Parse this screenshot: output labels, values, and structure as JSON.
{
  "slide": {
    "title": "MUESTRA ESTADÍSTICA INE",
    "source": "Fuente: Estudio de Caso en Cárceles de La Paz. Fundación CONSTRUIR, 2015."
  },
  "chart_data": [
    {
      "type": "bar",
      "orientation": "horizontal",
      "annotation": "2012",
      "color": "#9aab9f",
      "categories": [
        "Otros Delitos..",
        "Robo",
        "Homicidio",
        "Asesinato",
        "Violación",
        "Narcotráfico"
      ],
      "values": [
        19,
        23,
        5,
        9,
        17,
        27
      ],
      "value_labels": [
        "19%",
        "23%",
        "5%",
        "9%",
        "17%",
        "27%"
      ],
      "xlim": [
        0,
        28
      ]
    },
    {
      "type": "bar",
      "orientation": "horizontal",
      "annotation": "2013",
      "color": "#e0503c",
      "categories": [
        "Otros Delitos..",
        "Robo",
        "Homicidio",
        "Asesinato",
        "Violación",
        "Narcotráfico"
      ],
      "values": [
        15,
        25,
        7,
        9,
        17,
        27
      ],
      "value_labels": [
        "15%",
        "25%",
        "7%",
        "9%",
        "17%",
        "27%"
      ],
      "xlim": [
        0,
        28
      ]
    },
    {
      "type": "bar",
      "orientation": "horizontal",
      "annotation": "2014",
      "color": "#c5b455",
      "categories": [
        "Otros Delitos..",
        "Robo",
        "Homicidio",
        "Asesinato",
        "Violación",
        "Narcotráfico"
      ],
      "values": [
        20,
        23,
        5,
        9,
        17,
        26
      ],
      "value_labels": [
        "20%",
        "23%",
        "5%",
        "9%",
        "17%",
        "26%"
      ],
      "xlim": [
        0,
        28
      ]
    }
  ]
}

Problem to work on:
Each record above must be given again exactly.

Result for this task:
Parse this screenshot: output labels, values, and structure as JSON.
{
  "slide": {
    "title": "MUESTRA ESTADÍSTICA INE",
    "source": "Fuente: Estudio de Caso en Cárceles de La Paz. Fundación CONSTRUIR, 2015."
  },
  "chart_data": [
    {
      "type": "bar",
      "orientation": "horizontal",
      "annotation": "2012",
      "color": "#9aab9f",
      "categories": [
        "Otros Delitos..",
        "Robo",
        "Homicidio",
        "Asesinato",
        "Violación",
        "Narcotráfico"
      ],
      "values": [
        19,
        23,
        5,
        9,
        17,
        27
      ],
      "value_labels": [
        "19%",
        "23%",
        "5%",
        "9%",
        "17%",
        "27%"
      ],
      "xlim": [
        0,
        28
      ]
    },
    {
      "type": "bar",
      "orientation": "horizontal",
      "annotation": "2013",
      "color": "#e0503c",
      "categories": [
        "Otros Delitos..",
        "Robo",
        "Homicidio",
        "Asesinato",
        "Violación",
        "Narcotráfico"
      ],
      "values": [
        15,
        25,
        7,
        9,
        17,
        27
      ],
      "value_labels": [
        "15%",
        "25%",
        "7%",
        "9%",
        "17%",
        "27%"
      ],
      "xlim": [
        0,
        28
      ]
    },
    {
      "type": "bar",
      "orientation": "horizontal",
      "annotation": "2014",
      "color": "#c5b455",
      "categories": [
        "Otros Delitos..",
        "Robo",
        "Homicidio",
        "Asesinato",
        "Violación",
        "Narcotráfico"
      ],
      "values": [
        20,
        23,
        5,
        9,
        17,
        26
      ],
      "value_labels": [
        "20%",
        "23%",
        "5%",
        "9%",
        "17%",
        "26%"
      ],
      "xlim": [
        0,
        28
      ]
    }
  ]
}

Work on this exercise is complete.